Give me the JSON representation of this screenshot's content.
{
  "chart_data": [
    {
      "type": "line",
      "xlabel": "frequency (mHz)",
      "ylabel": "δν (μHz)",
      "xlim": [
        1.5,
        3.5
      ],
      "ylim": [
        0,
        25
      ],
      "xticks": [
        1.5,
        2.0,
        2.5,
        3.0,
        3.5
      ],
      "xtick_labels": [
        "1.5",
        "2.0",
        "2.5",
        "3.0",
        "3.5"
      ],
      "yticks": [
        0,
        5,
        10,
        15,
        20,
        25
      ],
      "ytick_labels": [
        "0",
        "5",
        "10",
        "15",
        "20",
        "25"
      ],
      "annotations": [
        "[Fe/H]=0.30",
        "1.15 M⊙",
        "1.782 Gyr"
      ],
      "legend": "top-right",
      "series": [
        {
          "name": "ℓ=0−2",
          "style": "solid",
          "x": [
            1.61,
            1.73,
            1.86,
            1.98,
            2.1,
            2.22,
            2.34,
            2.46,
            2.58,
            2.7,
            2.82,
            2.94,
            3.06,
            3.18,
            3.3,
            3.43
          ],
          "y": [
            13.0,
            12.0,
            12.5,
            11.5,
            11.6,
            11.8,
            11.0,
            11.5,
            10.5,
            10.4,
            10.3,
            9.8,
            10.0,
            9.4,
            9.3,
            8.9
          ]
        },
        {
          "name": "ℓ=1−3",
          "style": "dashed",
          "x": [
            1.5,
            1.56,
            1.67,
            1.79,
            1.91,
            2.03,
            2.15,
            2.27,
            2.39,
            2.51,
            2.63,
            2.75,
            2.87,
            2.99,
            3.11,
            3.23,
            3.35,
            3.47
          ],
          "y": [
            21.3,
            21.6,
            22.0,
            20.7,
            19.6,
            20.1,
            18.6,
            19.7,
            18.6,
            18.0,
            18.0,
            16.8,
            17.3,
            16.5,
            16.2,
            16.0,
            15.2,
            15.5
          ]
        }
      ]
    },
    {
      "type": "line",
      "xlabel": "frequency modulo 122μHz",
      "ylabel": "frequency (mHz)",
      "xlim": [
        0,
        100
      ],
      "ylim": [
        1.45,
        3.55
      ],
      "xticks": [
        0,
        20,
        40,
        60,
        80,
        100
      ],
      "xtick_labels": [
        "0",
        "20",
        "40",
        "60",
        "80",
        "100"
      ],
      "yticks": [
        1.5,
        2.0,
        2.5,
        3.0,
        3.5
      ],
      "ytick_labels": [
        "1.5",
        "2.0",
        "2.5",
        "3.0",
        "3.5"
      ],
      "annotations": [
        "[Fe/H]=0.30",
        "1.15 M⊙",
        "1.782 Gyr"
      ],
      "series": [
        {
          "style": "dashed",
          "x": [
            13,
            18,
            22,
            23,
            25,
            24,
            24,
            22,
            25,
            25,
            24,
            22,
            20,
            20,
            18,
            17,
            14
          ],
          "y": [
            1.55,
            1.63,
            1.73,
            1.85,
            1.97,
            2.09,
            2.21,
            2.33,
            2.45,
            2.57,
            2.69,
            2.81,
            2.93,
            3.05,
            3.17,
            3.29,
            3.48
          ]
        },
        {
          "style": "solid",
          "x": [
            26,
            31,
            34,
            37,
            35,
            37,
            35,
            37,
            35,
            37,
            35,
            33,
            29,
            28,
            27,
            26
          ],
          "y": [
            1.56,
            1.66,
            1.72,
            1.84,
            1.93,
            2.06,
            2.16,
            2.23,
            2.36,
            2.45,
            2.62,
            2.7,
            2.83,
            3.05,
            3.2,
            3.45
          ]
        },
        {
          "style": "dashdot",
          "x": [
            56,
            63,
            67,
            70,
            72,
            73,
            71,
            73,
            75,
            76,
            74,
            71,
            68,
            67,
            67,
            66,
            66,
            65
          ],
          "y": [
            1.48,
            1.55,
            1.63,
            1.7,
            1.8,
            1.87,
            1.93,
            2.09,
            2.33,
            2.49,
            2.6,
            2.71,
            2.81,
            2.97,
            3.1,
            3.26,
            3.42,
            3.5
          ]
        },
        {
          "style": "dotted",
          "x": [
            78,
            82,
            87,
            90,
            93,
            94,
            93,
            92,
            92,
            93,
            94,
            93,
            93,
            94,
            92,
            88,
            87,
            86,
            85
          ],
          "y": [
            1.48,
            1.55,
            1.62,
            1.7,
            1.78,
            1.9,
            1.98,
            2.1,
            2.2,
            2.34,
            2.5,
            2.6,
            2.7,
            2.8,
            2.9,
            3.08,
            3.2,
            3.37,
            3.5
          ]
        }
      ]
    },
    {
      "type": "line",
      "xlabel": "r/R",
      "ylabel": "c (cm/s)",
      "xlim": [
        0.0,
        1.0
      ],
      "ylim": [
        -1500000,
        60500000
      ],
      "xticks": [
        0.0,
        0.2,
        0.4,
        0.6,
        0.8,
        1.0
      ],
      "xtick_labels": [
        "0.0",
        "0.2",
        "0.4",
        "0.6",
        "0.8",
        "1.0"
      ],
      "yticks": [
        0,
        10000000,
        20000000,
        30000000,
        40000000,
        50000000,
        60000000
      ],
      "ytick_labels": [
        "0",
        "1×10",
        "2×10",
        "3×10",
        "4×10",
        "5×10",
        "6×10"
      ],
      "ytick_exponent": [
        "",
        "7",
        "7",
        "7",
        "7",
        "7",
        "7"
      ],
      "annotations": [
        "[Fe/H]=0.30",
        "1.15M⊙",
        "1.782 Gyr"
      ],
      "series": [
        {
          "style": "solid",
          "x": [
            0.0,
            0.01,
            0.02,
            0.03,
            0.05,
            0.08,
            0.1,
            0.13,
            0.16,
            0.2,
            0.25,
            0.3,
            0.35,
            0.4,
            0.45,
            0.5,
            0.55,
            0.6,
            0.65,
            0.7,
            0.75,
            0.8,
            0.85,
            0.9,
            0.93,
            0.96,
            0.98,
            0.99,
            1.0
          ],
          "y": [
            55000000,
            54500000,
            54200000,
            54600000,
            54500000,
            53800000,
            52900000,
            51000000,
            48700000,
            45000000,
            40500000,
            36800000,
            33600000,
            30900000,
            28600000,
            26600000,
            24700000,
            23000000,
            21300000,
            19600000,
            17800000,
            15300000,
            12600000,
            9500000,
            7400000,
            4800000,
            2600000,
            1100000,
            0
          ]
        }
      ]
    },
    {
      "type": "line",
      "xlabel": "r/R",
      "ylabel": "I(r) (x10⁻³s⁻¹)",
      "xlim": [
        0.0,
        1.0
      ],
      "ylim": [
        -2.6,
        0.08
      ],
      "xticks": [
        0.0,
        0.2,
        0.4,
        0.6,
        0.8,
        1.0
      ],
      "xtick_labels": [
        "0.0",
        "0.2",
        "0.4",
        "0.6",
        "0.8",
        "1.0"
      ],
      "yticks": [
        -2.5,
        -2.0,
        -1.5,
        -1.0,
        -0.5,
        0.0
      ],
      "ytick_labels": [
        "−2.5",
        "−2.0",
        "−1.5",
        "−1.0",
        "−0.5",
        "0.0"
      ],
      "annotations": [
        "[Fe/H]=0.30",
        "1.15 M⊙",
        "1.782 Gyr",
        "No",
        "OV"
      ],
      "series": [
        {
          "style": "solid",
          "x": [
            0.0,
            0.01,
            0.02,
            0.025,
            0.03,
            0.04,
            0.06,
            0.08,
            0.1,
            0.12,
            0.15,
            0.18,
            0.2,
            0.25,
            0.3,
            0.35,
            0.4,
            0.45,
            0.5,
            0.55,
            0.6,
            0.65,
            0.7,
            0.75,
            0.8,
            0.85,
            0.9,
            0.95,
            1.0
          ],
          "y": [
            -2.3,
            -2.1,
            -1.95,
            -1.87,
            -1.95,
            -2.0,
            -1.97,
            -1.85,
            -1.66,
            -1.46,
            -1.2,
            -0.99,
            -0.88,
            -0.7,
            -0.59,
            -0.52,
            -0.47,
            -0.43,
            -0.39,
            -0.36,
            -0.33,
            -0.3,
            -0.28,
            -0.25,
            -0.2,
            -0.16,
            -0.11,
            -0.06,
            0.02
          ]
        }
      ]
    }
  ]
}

==*==

▸ What you need to do: How many of the lines above contain the string "xlabel"? Give the number only.

▸ The output: 4